» What to produce
Leave out the pictures and restate the rest of the data exactly.

» Raw data
>>>

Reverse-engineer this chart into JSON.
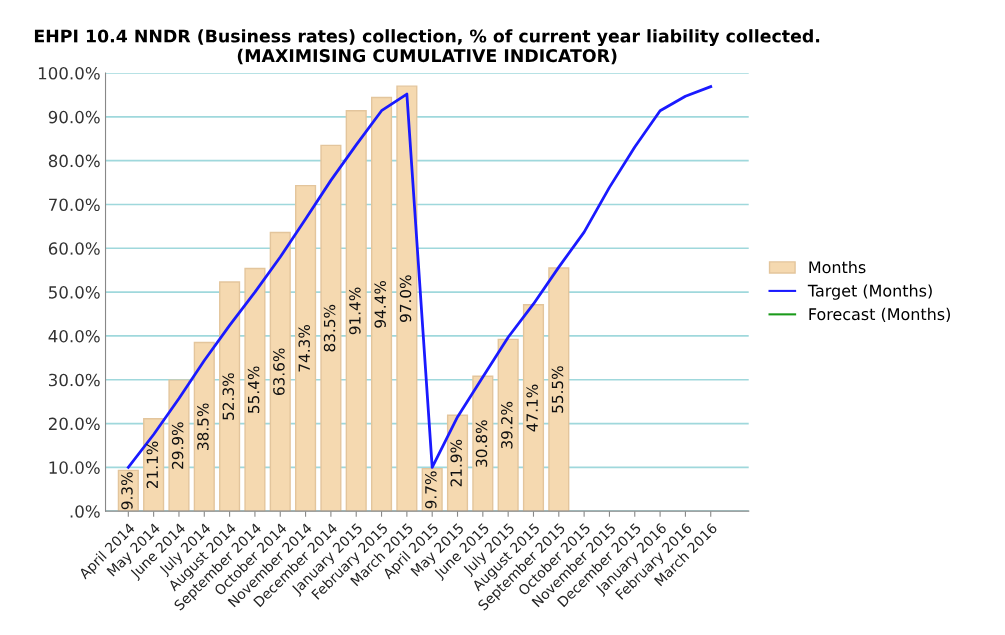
{
  "chart_data": {
    "type": "bar",
    "title": "EHPI 10.4 NNDR (Business rates) collection, % of current year liability collected.\n(MAXIMISING CUMULATIVE INDICATOR)",
    "categories": [
      "April 2014",
      "May 2014",
      "June 2014",
      "July 2014",
      "August 2014",
      "September 2014",
      "October 2014",
      "November 2014",
      "December 2014",
      "January 2015",
      "February 2015",
      "March 2015",
      "April 2015",
      "May 2015",
      "June 2015",
      "July 2015",
      "August 2015",
      "September 2015",
      "October 2015",
      "November 2015",
      "December 2015",
      "January 2016",
      "February 2016",
      "March 2016"
    ],
    "series": [
      {
        "name": "Months",
        "color": "#f5d9b0",
        "values": [
          9.3,
          21.1,
          29.9,
          38.5,
          52.3,
          55.4,
          63.6,
          74.3,
          83.5,
          91.4,
          94.4,
          97.0,
          9.7,
          21.9,
          30.8,
          39.2,
          47.1,
          55.5,
          null,
          null,
          null,
          null,
          null,
          null
        ],
        "value_labels": [
          "9.3%",
          "21.1%",
          "29.9%",
          "38.5%",
          "52.3%",
          "55.4%",
          "63.6%",
          "74.3%",
          "83.5%",
          "91.4%",
          "94.4%",
          "97.0%",
          "9.7%",
          "21.9%",
          "30.8%",
          "39.2%",
          "47.1%",
          "55.5%",
          null,
          null,
          null,
          null,
          null,
          null
        ]
      },
      {
        "name": "Target (Months)",
        "type": "line",
        "color": "#1a1aff",
        "values": [
          10.0,
          17.5,
          25.7,
          34.4,
          42.4,
          50.0,
          58.0,
          66.7,
          75.5,
          83.6,
          91.4,
          95.2,
          10.0,
          21.5,
          30.6,
          39.7,
          47.3,
          55.7,
          63.7,
          73.9,
          83.1,
          91.4,
          94.7,
          96.9
        ]
      },
      {
        "name": "Forecast (Months)",
        "type": "line",
        "color": "#1a9a1a",
        "values": [
          null,
          null,
          null,
          null,
          null,
          null,
          null,
          null,
          null,
          null,
          null,
          null,
          null,
          null,
          null,
          null,
          null,
          null,
          null,
          null,
          null,
          null,
          null,
          null
        ]
      }
    ],
    "ylim": [
      0,
      100
    ],
    "yticks": [
      {
        "value": 0,
        "label": ".0%"
      },
      {
        "value": 10,
        "label": "10.0%"
      },
      {
        "value": 20,
        "label": "20.0%"
      },
      {
        "value": 30,
        "label": "30.0%"
      },
      {
        "value": 40,
        "label": "40.0%"
      },
      {
        "value": 50,
        "label": "50.0%"
      },
      {
        "value": 60,
        "label": "60.0%"
      },
      {
        "value": 70,
        "label": "70.0%"
      },
      {
        "value": 80,
        "label": "80.0%"
      },
      {
        "value": 90,
        "label": "90.0%"
      },
      {
        "value": 100,
        "label": "100.0%"
      }
    ],
    "grid": "y",
    "legend": "right",
    "marker": "none",
    "line_style": "solid"
  }
}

<<<

» Output
Reverse-engineer this chart into JSON.
{
  "chart_data": {
    "type": "bar",
    "title": "EHPI 10.4 NNDR (Business rates) collection, % of current year liability collected.\n(MAXIMISING CUMULATIVE INDICATOR)",
    "categories": [
      "April 2014",
      "May 2014",
      "June 2014",
      "July 2014",
      "August 2014",
      "September 2014",
      "October 2014",
      "November 2014",
      "December 2014",
      "January 2015",
      "February 2015",
      "March 2015",
      "April 2015",
      "May 2015",
      "June 2015",
      "July 2015",
      "August 2015",
      "September 2015",
      "October 2015",
      "November 2015",
      "December 2015",
      "January 2016",
      "February 2016",
      "March 2016"
    ],
    "series": [
      {
        "name": "Months",
        "color": "#f5d9b0",
        "values": [
          9.3,
          21.1,
          29.9,
          38.5,
          52.3,
          55.4,
          63.6,
          74.3,
          83.5,
          91.4,
          94.4,
          97.0,
          9.7,
          21.9,
          30.8,
          39.2,
          47.1,
          55.5,
          null,
          null,
          null,
          null,
          null,
          null
        ],
        "value_labels": [
          "9.3%",
          "21.1%",
          "29.9%",
          "38.5%",
          "52.3%",
          "55.4%",
          "63.6%",
          "74.3%",
          "83.5%",
          "91.4%",
          "94.4%",
          "97.0%",
          "9.7%",
          "21.9%",
          "30.8%",
          "39.2%",
          "47.1%",
          "55.5%",
          null,
          null,
          null,
          null,
          null,
          null
        ]
      },
      {
        "name": "Target (Months)",
        "type": "line",
        "color": "#1a1aff",
        "values": [
          10.0,
          17.5,
          25.7,
          34.4,
          42.4,
          50.0,
          58.0,
          66.7,
          75.5,
          83.6,
          91.4,
          95.2,
          10.0,
          21.5,
          30.6,
          39.7,
          47.3,
          55.7,
          63.7,
          73.9,
          83.1,
          91.4,
          94.7,
          96.9
        ]
      },
      {
        "name": "Forecast (Months)",
        "type": "line",
        "color": "#1a9a1a",
        "values": [
          null,
          null,
          null,
          null,
          null,
          null,
          null,
          null,
          null,
          null,
          null,
          null,
          null,
          null,
          null,
          null,
          null,
          null,
          null,
          null,
          null,
          null,
          null,
          null
        ]
      }
    ],
    "ylim": [
      0,
      100
    ],
    "yticks": [
      {
        "value": 0,
        "label": ".0%"
      },
      {
        "value": 10,
        "label": "10.0%"
      },
      {
        "value": 20,
        "label": "20.0%"
      },
      {
        "value": 30,
        "label": "30.0%"
      },
      {
        "value": 40,
        "label": "40.0%"
      },
      {
        "value": 50,
        "label": "50.0%"
      },
      {
        "value": 60,
        "label": "60.0%"
      },
      {
        "value": 70,
        "label": "70.0%"
      },
      {
        "value": 80,
        "label": "80.0%"
      },
      {
        "value": 90,
        "label": "90.0%"
      },
      {
        "value": 100,
        "label": "100.0%"
      }
    ],
    "grid": "y",
    "legend": "right",
    "marker": "none",
    "line_style": "solid"
  }
}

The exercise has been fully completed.